COMPLETE THE FOLLOWING
[1] In the warranty discussion, copy the passage starting with "When it comes" and going on through "amount of time.".
[2] According to the warranty discussion, how much did the laptop owner pay for an extra 2 years of warranty coverage?

EXTRACTED TEXT
------------------------------------------------------------

When it comes to electronics, unless you are very poor, it's cheaper to simply buy a new one when it breaks, rather than to buy insurance for the item. In this case, the object's value is linearly related to its replacement cost.

So, basically, you should only get insurance on items that are so expensive that they are outside of the "linear range" of the cost-to-value plot. And, in addition to all I've just said, it's important to note that electronics devalue very quickly (as compared to property, which usually increases in value) that the replacement cost (for identical hardware) drops below the insurance cost in a surprisingly short amount of time.

Re:No suprise (1)

ls -la (937805) | more than 6 years ago | (#20417365)

Best investment I ever made was $400 for an extra 2 years on my laptop's warranty. The original warranty was 1 year, no problems within that time. About 4 months later, the motherboard had to be replaced. 18 months after that, there was a memory problem (For which their solution was to replace the hard drive and motherboard...). Now that the extended warranty just ran out, I have a 4-month-old computer in a 3-year-old case.

Re:No suprise (5, Informative)

Anonymous Coward | more than 6 years ago | (#20417435)

Good for you.

However, just because in this particular case you came out on top (replacement costs were higher than insurance costs) doesn't change the fact that, on average, you lose money when you buy small-scale insurance. If this were not true, statistically, then the insurance company would be losing money.

So, unless you know ahead of time that the thing you are buying is in some way defective, it's best not to get the insurance. This will lead, on average, to more money in your pocket at the end of the year.

But otherwise: winning once on a slot machine doesn't mean that the house doesn't win on average.

Re:No suprise (2, Interesting)

Colin Smith (2679) | more than 6 years ago | (#20417033)

And you didn't mention to him that this was attempted fraud, (while writing down his name)?


Re:No suprise (1)

Dynedain (141758) | more than 6 years ago | (#20417345)

I didn't know at the time while he was trying to sell it to me. I didn't want it regardless.

Re:No suprise (1)

Generic Guy (678542) | more than 6 years ago | (#20417045)

said that warranty replacements on the Wii take forever and are expensive because you have to pay to ship to Japan.
He was flat-out lying...

Of course he was lying. The real reason those console warranties are so expensive is because of the widely publicized (guestimates of 25-33%) failure rates of Microsoft's Xbox 360. A number of stores, including GameStop, increased their silly third-party warranty prices for all game consoles. These stores obviously have dollar-signs spinning in their eyes, and floor-droids seem to be forced to make up horse manure rationales for the warranty price increases spilling across to the other brands.

Re:No suprise (1)

Dynedain (141758) | more than 6 years ago | (#20417383)

------------------------------------------------------------

Stored data entries
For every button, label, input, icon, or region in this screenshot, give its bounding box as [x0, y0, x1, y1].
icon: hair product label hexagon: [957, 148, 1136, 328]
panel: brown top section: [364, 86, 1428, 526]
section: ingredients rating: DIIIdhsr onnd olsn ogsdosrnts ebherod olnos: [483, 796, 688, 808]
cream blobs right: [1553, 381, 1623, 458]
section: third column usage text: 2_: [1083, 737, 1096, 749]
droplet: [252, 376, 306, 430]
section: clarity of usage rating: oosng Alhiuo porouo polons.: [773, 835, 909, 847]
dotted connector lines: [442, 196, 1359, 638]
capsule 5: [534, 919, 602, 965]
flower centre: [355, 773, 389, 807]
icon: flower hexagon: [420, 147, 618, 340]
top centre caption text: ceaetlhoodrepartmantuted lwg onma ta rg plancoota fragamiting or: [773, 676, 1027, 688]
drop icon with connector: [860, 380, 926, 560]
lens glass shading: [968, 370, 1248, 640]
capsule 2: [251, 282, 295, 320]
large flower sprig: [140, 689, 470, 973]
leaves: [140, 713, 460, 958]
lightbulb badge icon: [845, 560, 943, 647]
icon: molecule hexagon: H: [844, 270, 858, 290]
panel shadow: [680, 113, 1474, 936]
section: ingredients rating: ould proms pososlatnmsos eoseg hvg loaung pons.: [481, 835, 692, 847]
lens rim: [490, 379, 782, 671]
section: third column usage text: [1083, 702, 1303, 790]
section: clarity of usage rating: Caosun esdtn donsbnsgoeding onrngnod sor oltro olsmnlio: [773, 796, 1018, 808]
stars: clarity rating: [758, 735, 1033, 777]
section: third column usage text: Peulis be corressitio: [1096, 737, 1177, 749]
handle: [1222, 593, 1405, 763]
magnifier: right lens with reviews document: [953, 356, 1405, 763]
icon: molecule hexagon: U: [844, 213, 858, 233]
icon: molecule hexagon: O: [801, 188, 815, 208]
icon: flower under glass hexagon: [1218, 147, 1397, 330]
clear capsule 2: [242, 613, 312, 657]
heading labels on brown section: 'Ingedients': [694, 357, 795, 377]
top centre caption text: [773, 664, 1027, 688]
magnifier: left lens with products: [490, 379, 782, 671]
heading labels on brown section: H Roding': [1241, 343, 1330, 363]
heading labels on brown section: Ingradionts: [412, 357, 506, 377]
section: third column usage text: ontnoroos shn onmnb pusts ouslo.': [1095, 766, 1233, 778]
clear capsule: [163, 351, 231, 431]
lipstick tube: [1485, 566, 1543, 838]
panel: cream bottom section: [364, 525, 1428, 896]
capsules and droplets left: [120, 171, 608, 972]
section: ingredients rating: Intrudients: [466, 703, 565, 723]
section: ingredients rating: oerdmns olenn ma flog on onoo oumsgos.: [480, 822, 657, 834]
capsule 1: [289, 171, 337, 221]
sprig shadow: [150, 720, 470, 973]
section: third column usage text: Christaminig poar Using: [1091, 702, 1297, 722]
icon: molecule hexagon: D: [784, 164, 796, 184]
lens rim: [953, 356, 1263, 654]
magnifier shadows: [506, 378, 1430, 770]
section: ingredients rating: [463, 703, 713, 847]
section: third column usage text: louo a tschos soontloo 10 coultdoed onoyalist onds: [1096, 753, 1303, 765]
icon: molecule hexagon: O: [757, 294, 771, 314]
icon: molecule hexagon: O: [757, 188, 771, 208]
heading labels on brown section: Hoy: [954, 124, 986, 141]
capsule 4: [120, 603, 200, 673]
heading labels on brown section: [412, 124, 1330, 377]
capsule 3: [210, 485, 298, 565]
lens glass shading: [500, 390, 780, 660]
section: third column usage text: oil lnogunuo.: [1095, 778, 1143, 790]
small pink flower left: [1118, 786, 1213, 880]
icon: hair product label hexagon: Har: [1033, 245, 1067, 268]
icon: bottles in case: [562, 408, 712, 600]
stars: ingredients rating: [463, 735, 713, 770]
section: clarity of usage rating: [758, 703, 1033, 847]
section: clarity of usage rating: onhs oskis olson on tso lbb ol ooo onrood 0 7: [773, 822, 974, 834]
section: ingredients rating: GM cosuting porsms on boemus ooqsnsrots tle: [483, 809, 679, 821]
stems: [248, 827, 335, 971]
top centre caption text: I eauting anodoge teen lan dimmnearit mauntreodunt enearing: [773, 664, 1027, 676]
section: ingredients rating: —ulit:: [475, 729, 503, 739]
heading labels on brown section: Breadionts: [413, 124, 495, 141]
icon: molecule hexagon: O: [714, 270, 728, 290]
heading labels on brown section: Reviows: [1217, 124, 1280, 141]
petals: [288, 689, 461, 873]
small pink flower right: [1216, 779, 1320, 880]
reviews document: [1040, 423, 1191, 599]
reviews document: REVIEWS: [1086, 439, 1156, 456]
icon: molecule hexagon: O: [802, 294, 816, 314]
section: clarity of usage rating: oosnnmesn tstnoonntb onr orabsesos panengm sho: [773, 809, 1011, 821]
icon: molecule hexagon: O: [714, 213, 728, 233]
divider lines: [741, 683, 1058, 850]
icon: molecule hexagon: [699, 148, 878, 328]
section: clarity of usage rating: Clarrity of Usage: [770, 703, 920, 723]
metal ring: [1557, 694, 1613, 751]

------------------------------------------------------------

ANSWERS FOR THE EXERCISE
[1]
When it comes to electronics, unless you are very poor, it's cheaper to simply buy a new one when it breaks, rather than to buy insurance for the item. In this case, the object's value is linearly related to its replacement cost.

So, basically, you should only get insurance on items that are so expensive that they are outside of the "linear range" of the cost-to-value plot. And, in addition to all I've just said, it's important to note that electronics devalue very quickly (as compared to property, which usually increases in value) that the replacement cost (for identical hardware) drops below the insurance cost in a surprisingly short amount of time.

[2] $400